▶ [PROBLEM STATEMENT]:
Restate the data word for word and leave the images out.

[Dataset entries]
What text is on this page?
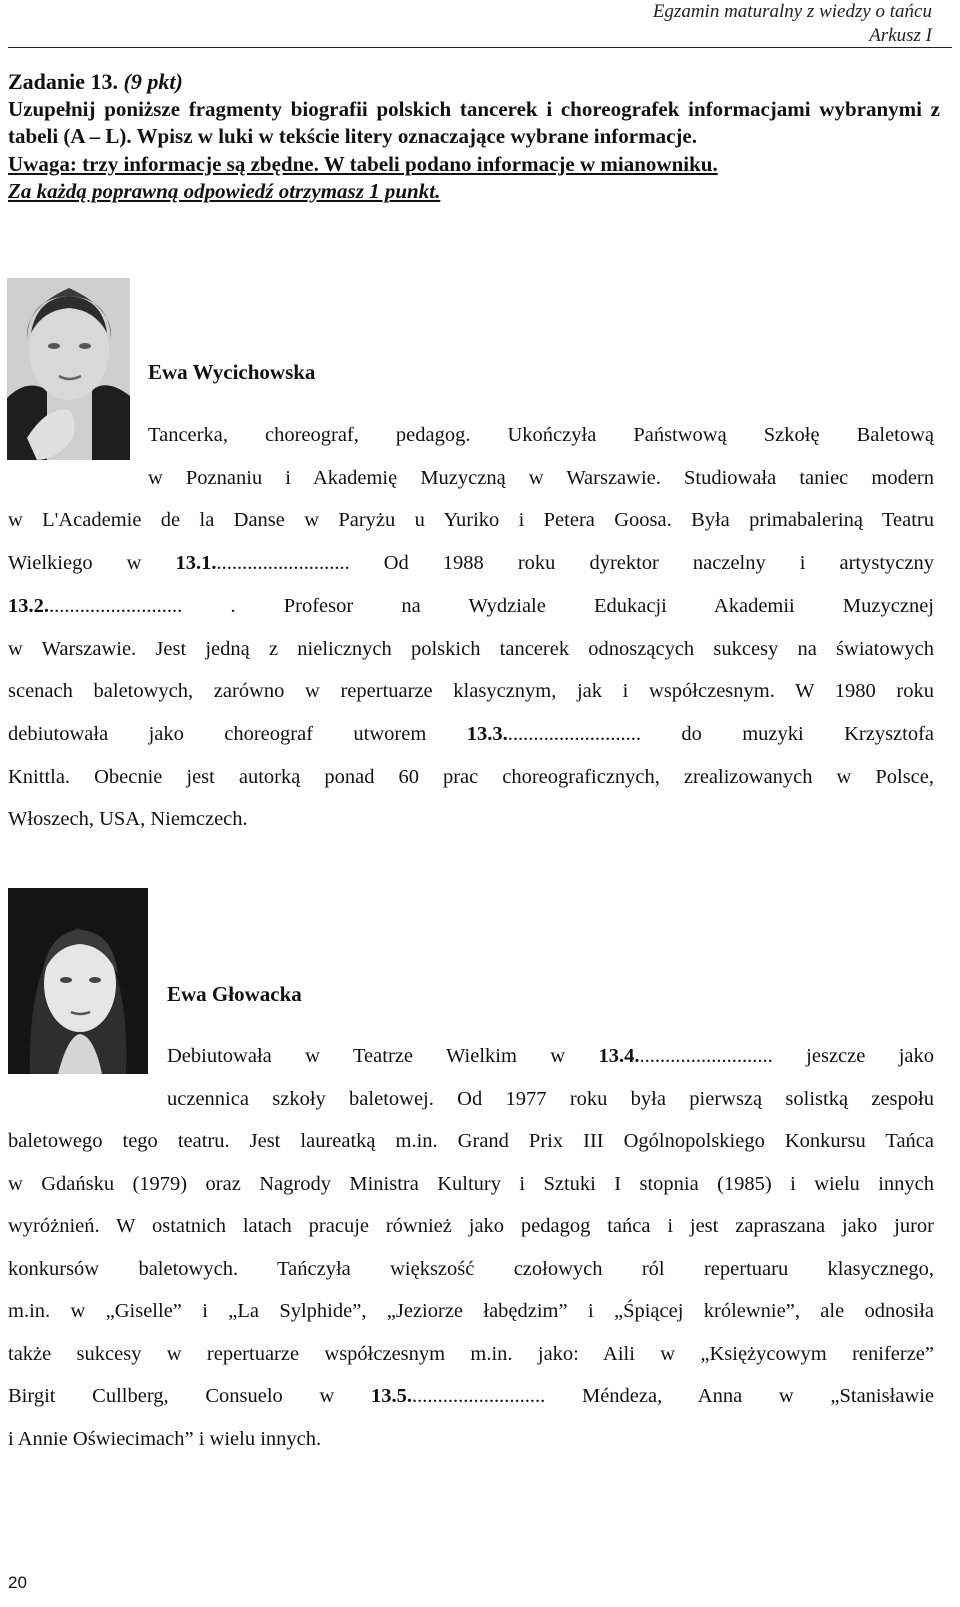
Egzamin maturalny z wiedzy o tańcu
Arkusz I
Zadanie 13. (9 pkt)
Uzupełnij poniższe fragmenty biografii polskich tancerek i choreografek informacjami wybranymi z tabeli (A – L). Wpisz w luki w tekście litery oznaczające wybrane informacje.
Uwaga: trzy informacje są zbędne. W tabeli podano informacje w mianowniku.
Za każdą poprawną odpowiedź otrzymasz 1 punkt.
Ewa Wycichowska
Tancerka, choreograf, pedagog. Ukończyła Państwową Szkołę Baletową
w Poznaniu i Akademię Muzyczną w Warszawie. Studiowała taniec modern
w L'Academie de la Danse w Paryżu u Yuriko i Petera Goosa. Była primabaleriną Teatru
Wielkiego w 13.1........................... Od 1988 roku dyrektor naczelny i artystyczny
13.2........................... . Profesor na Wydziale Edukacji Akademii Muzycznej
w Warszawie. Jest jedną z nielicznych polskich tancerek odnoszących sukcesy na światowych
scenach baletowych, zarówno w repertuarze klasycznym, jak i współczesnym. W 1980 roku
debiutowała jako choreograf utworem 13.3........................... do muzyki Krzysztofa
Knittla. Obecnie jest autorką ponad 60 prac choreograficznych, zrealizowanych w Polsce,
Włoszech, USA, Niemczech.
Ewa Głowacka
Debiutowała w Teatrze Wielkim w 13.4........................... jeszcze jako
uczennica szkoły baletowej. Od 1977 roku była pierwszą solistką zespołu
baletowego tego teatru. Jest laureatką m.in. Grand Prix III Ogólnopolskiego Konkursu Tańca
w Gdańsku (1979) oraz Nagrody Ministra Kultury i Sztuki I stopnia (1985) i wielu innych
wyróżnień. W ostatnich latach pracuje również jako pedagog tańca i jest zapraszana jako juror
konkursów baletowych. Tańczyła większość czołowych ról repertuaru klasycznego,
m.in. w „Giselle” i „La Sylphide”, „Jeziorze łabędzim” i „Śpiącej królewnie”, ale odnosiła
także sukcesy w repertuarze współczesnym m.in. jako: Aili w „Księżycowym reniferze”
Birgit Cullberg, Consuelo w 13.5........................... Méndeza, Anna w „Stanisławie
i Annie Oświecimach” i wielu innych.
20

▶ [SOLUTION TO THIS EXERCISE]:
What text is on this page?
Egzamin maturalny z wiedzy o tańcu
Arkusz I
Zadanie 13. (9 pkt)
Uzupełnij poniższe fragmenty biografii polskich tancerek i choreografek informacjami wybranymi z tabeli (A – L). Wpisz w luki w tekście litery oznaczające wybrane informacje.
Uwaga: trzy informacje są zbędne. W tabeli podano informacje w mianowniku.
Za każdą poprawną odpowiedź otrzymasz 1 punkt.
Ewa Wycichowska
Tancerka, choreograf, pedagog. Ukończyła Państwową Szkołę Baletową
w Poznaniu i Akademię Muzyczną w Warszawie. Studiowała taniec modern
w L'Academie de la Danse w Paryżu u Yuriko i Petera Goosa. Była primabaleriną Teatru
Wielkiego w 13.1........................... Od 1988 roku dyrektor naczelny i artystyczny
13.2........................... . Profesor na Wydziale Edukacji Akademii Muzycznej
w Warszawie. Jest jedną z nielicznych polskich tancerek odnoszących sukcesy na światowych
scenach baletowych, zarówno w repertuarze klasycznym, jak i współczesnym. W 1980 roku
debiutowała jako choreograf utworem 13.3........................... do muzyki Krzysztofa
Knittla. Obecnie jest autorką ponad 60 prac choreograficznych, zrealizowanych w Polsce,
Włoszech, USA, Niemczech.
Ewa Głowacka
Debiutowała w Teatrze Wielkim w 13.4........................... jeszcze jako
uczennica szkoły baletowej. Od 1977 roku była pierwszą solistką zespołu
baletowego tego teatru. Jest laureatką m.in. Grand Prix III Ogólnopolskiego Konkursu Tańca
w Gdańsku (1979) oraz Nagrody Ministra Kultury i Sztuki I stopnia (1985) i wielu innych
wyróżnień. W ostatnich latach pracuje również jako pedagog tańca i jest zapraszana jako juror
konkursów baletowych. Tańczyła większość czołowych ról repertuaru klasycznego,
m.in. w „Giselle” i „La Sylphide”, „Jeziorze łabędzim” i „Śpiącej królewnie”, ale odnosiła
także sukcesy w repertuarze współczesnym m.in. jako: Aili w „Księżycowym reniferze”
Birgit Cullberg, Consuelo w 13.5........................... Méndeza, Anna w „Stanisławie
i Annie Oświecimach” i wielu innych.
20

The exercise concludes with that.